─── Available records ───
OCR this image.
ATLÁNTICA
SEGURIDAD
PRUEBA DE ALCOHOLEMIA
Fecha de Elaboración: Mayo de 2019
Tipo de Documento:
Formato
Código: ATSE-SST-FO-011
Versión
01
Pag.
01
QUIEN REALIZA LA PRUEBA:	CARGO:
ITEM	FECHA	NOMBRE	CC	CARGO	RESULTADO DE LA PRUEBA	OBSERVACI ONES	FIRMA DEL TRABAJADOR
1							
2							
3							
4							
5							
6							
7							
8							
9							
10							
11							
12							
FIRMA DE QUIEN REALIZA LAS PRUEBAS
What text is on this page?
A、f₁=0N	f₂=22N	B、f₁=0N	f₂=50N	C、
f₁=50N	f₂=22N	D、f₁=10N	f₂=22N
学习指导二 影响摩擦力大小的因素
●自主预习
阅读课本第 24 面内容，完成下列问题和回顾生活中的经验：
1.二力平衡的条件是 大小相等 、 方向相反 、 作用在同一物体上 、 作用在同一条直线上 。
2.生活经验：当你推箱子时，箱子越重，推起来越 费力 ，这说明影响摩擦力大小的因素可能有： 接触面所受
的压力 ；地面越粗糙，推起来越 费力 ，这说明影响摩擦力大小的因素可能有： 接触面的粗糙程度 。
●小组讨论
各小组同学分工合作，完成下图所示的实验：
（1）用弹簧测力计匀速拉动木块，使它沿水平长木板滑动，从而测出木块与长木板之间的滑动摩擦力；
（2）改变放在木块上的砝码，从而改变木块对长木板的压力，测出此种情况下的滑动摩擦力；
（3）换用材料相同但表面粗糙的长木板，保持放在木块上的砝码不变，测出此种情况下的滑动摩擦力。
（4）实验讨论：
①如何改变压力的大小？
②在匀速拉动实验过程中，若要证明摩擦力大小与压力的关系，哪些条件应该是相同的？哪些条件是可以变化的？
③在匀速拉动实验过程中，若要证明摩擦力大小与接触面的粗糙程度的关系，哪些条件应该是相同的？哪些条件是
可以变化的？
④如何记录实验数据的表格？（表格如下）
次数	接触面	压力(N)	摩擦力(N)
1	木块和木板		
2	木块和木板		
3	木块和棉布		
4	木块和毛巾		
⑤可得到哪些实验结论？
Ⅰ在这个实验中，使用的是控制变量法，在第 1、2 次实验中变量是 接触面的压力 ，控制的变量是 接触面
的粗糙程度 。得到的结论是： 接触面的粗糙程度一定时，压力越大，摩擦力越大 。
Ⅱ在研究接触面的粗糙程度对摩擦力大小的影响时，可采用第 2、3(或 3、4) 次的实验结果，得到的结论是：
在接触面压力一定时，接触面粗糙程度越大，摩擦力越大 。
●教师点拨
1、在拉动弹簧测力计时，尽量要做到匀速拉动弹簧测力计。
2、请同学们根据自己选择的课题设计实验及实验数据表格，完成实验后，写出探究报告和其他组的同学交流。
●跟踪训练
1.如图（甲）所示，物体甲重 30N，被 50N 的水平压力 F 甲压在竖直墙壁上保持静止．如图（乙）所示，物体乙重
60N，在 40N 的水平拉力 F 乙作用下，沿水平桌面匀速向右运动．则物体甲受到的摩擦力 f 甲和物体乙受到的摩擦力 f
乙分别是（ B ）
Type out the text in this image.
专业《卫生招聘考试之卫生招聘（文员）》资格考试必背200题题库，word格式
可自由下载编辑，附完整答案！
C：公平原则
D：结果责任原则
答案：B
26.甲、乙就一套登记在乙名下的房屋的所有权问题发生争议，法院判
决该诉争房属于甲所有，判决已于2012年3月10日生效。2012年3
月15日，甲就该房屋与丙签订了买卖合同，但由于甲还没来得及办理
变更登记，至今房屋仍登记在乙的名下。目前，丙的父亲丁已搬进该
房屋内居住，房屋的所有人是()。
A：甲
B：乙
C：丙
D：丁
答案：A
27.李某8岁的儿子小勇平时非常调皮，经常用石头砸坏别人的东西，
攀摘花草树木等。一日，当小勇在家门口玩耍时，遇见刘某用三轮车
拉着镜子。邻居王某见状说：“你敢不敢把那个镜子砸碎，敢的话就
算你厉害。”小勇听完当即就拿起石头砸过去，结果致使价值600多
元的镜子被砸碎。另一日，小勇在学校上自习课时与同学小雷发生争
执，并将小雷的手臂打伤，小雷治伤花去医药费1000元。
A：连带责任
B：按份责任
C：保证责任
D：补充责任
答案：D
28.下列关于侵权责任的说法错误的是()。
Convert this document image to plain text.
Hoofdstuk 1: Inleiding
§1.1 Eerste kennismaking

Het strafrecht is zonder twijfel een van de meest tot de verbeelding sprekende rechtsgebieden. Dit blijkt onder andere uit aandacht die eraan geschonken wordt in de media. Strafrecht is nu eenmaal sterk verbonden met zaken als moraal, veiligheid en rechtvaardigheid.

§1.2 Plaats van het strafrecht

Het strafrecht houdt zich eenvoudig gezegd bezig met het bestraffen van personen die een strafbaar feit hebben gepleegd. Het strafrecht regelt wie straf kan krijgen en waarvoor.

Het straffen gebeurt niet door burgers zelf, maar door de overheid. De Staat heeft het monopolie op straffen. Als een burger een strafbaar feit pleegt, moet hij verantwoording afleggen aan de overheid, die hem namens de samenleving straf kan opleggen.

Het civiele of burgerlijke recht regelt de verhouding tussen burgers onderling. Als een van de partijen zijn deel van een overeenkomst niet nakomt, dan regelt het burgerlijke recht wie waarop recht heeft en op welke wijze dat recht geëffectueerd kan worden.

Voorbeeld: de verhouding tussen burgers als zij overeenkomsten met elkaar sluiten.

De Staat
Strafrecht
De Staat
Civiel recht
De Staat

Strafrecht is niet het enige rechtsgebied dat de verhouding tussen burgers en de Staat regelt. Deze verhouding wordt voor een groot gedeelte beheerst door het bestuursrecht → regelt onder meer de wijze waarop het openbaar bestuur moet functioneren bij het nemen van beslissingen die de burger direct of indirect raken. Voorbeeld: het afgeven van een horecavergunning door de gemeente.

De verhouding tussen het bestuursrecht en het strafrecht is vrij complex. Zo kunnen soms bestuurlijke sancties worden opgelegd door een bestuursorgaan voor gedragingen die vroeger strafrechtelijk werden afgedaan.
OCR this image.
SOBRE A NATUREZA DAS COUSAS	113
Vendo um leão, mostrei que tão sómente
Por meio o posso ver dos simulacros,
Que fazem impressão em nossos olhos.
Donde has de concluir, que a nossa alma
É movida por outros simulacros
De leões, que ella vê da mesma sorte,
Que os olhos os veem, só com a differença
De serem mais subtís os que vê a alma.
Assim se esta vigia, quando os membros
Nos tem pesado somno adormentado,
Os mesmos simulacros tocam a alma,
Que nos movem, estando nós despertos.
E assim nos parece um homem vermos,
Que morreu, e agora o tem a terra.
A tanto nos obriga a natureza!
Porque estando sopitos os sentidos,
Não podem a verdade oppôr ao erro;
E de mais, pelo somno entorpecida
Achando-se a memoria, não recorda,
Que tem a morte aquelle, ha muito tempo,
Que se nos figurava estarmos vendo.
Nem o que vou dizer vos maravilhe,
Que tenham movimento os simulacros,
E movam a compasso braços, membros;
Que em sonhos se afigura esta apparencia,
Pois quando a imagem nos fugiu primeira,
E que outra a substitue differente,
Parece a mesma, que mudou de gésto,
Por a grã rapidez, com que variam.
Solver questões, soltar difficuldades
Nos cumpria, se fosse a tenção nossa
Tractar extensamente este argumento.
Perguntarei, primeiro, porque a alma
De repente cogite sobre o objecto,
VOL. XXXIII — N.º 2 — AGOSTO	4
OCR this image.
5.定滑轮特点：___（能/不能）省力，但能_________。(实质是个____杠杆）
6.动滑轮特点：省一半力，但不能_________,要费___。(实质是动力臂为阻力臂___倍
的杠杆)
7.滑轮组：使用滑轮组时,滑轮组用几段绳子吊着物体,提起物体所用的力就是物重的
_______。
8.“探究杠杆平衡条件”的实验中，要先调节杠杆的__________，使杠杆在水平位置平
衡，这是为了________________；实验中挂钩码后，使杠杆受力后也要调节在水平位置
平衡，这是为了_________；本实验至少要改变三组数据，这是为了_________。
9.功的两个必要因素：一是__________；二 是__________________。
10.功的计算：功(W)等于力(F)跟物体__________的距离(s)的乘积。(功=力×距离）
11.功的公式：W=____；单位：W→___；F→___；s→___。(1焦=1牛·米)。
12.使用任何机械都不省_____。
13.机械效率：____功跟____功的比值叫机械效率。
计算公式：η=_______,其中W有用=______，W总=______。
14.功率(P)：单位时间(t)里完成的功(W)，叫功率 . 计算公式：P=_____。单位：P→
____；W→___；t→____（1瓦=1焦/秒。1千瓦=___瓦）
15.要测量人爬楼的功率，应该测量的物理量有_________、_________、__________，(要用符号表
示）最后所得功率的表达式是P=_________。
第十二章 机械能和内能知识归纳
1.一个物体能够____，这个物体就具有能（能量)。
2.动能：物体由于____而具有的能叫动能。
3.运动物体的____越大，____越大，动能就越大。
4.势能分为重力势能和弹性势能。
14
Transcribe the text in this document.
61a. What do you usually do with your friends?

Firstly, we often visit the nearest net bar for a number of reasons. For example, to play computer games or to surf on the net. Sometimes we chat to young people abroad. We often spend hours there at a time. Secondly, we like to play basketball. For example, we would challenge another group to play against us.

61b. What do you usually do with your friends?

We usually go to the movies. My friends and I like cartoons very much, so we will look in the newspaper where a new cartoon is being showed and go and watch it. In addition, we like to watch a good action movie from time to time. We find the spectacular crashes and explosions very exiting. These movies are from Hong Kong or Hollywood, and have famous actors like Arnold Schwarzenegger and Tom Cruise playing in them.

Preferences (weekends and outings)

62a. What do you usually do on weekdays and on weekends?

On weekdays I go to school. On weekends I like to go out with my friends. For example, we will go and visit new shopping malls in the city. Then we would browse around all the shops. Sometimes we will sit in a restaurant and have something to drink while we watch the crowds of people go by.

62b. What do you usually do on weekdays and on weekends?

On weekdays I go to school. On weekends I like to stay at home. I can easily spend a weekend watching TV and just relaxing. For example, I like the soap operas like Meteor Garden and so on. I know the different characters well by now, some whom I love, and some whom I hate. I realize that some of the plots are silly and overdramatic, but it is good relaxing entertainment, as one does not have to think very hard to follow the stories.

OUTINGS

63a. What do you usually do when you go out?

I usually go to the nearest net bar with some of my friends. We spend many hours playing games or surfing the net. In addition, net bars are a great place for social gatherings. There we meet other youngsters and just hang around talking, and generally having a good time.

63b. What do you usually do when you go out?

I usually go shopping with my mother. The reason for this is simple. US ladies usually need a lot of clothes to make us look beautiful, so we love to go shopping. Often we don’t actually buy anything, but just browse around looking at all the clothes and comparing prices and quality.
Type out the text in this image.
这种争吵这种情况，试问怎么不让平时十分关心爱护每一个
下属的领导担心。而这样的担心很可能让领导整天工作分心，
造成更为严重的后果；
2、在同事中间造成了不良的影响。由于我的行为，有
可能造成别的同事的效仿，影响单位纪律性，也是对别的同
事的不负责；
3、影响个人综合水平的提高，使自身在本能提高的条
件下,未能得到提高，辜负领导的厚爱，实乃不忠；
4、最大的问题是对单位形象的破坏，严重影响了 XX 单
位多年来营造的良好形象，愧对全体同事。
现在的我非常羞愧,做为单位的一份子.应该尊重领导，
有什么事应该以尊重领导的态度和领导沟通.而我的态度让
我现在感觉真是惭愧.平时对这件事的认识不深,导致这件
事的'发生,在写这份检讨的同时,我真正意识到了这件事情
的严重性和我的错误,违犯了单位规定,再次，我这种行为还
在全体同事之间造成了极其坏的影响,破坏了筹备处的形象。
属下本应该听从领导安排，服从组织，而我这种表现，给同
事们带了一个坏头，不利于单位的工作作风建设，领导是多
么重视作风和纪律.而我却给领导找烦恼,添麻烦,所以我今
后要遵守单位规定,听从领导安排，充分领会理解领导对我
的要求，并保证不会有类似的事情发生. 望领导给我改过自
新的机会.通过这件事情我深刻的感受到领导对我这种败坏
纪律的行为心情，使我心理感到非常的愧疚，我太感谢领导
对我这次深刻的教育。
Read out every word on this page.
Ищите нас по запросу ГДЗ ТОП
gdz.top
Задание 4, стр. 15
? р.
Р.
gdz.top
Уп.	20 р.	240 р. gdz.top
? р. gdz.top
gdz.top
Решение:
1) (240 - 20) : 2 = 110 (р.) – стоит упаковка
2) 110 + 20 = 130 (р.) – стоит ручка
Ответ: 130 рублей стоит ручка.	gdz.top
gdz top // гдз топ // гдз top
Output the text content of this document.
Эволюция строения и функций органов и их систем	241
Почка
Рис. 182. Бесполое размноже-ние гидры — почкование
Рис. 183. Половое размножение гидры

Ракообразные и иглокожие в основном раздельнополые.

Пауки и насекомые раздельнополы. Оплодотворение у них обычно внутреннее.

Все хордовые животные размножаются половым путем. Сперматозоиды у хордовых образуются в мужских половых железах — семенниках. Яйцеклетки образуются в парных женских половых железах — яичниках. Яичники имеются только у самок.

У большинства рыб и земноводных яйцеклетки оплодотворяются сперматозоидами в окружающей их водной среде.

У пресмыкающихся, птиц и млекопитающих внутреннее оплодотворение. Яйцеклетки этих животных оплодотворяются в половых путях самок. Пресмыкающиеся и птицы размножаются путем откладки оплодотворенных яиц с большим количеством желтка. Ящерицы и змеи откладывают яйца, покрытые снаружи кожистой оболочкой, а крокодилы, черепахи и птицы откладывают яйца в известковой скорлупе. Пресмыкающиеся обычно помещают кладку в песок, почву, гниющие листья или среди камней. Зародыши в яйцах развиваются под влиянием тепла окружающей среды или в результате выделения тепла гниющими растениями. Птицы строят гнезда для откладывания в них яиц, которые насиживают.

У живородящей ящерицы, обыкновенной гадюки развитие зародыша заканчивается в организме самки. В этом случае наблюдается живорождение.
───
Exercise »
Write only the number of lines in the data above that include "这说明影响摩擦力大小的因素可能有".

Response for this exercise »
2